(Direction) Scan the material that follows. Copy every line containing the word "Gelir".

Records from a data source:
## start
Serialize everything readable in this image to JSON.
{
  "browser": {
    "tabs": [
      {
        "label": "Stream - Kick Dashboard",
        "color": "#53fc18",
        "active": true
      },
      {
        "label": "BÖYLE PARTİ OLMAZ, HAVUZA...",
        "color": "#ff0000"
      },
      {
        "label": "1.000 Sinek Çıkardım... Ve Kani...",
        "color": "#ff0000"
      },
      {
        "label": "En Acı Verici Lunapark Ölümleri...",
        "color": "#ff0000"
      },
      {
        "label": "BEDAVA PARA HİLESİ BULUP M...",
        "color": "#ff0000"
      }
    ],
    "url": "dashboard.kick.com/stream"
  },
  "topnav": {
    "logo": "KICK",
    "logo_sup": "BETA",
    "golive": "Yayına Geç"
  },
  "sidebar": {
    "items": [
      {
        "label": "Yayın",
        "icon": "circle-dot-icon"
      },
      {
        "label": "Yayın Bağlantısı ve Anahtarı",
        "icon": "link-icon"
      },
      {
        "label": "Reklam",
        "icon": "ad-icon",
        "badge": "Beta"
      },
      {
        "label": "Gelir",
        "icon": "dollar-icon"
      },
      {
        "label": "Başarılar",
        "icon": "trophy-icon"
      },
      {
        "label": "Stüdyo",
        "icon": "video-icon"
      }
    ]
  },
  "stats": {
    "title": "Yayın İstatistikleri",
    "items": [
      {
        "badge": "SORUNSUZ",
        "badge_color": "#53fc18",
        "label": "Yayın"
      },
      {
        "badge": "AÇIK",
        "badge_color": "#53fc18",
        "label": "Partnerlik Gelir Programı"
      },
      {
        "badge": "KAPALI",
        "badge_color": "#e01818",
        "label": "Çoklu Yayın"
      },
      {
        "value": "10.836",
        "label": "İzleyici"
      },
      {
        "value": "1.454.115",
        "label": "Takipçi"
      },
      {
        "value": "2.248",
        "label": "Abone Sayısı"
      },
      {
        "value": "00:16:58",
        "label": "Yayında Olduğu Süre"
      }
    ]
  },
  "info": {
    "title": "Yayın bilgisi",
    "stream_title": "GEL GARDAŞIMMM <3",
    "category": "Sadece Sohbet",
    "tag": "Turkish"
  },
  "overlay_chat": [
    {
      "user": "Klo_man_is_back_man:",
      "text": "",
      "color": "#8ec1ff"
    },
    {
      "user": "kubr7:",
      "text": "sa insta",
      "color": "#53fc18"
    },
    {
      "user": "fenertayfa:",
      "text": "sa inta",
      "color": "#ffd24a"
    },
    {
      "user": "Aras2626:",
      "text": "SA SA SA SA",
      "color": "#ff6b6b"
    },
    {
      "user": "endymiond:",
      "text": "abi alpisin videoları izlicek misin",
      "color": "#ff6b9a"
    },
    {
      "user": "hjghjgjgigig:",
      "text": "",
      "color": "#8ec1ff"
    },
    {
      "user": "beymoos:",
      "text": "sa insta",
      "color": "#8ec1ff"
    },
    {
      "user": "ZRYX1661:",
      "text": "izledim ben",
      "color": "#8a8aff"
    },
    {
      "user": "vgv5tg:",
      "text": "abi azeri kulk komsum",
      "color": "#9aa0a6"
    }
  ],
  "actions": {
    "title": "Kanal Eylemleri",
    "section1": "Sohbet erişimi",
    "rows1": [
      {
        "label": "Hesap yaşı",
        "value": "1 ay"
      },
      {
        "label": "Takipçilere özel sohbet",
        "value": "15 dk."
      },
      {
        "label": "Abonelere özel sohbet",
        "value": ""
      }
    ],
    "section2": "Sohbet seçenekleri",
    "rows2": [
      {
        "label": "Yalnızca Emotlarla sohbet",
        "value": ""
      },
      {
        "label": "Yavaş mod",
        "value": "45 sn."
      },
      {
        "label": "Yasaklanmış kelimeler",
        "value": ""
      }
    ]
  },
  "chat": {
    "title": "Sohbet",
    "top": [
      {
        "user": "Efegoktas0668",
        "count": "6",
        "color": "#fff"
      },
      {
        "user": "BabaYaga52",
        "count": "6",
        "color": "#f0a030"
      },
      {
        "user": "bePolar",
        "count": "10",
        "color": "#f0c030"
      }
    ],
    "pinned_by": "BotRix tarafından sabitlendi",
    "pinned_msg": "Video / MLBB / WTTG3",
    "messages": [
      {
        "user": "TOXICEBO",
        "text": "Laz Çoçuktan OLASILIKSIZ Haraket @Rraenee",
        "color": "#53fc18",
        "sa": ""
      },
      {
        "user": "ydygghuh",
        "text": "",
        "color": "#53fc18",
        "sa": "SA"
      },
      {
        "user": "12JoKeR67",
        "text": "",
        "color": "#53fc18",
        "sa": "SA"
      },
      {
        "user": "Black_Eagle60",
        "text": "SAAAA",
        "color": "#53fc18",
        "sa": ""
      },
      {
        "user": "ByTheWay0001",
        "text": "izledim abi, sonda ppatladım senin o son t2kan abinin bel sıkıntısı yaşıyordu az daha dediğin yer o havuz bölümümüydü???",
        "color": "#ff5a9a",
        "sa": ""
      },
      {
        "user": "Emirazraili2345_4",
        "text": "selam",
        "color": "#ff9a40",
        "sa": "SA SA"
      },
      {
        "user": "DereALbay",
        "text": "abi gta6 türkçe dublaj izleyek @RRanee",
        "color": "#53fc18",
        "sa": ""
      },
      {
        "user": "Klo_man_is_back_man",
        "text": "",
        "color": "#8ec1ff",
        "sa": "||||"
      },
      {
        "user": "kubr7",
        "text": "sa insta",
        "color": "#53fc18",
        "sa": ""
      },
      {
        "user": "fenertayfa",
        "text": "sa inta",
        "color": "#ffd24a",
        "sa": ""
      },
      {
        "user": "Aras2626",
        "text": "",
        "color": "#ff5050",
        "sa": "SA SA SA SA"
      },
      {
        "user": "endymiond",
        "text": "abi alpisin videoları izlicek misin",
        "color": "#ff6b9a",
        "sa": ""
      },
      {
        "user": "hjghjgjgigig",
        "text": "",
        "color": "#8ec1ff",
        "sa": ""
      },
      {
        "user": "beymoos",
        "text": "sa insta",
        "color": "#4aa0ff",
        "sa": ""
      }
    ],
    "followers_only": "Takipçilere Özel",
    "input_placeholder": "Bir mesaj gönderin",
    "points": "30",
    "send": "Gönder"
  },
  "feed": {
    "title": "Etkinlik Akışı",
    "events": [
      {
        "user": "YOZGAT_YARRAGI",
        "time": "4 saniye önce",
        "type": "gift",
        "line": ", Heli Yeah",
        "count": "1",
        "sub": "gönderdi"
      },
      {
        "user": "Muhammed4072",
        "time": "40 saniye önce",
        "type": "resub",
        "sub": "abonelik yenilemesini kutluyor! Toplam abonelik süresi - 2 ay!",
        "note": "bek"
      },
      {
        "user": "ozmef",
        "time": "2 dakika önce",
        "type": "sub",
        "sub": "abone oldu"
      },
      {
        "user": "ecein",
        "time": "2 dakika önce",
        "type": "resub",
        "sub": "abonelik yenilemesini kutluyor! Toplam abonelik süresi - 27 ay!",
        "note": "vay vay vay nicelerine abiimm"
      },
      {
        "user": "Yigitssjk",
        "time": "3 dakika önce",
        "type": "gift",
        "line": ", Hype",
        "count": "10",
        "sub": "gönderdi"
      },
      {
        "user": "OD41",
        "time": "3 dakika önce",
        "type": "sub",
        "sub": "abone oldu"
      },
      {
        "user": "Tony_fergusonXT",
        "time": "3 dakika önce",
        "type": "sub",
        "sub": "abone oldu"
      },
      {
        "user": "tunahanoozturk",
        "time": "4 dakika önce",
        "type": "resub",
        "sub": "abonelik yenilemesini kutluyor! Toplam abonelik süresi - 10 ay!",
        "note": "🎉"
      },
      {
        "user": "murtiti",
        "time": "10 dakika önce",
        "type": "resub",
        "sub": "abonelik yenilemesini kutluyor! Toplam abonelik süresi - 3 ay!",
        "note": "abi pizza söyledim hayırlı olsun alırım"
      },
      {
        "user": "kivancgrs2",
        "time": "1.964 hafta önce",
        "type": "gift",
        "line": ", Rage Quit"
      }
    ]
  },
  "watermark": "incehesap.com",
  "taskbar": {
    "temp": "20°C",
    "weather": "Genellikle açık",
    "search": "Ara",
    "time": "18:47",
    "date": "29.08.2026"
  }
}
## end
(Response to the exercise)
        "label": "Gelir",
        "label": "Partnerlik Gelir Programı"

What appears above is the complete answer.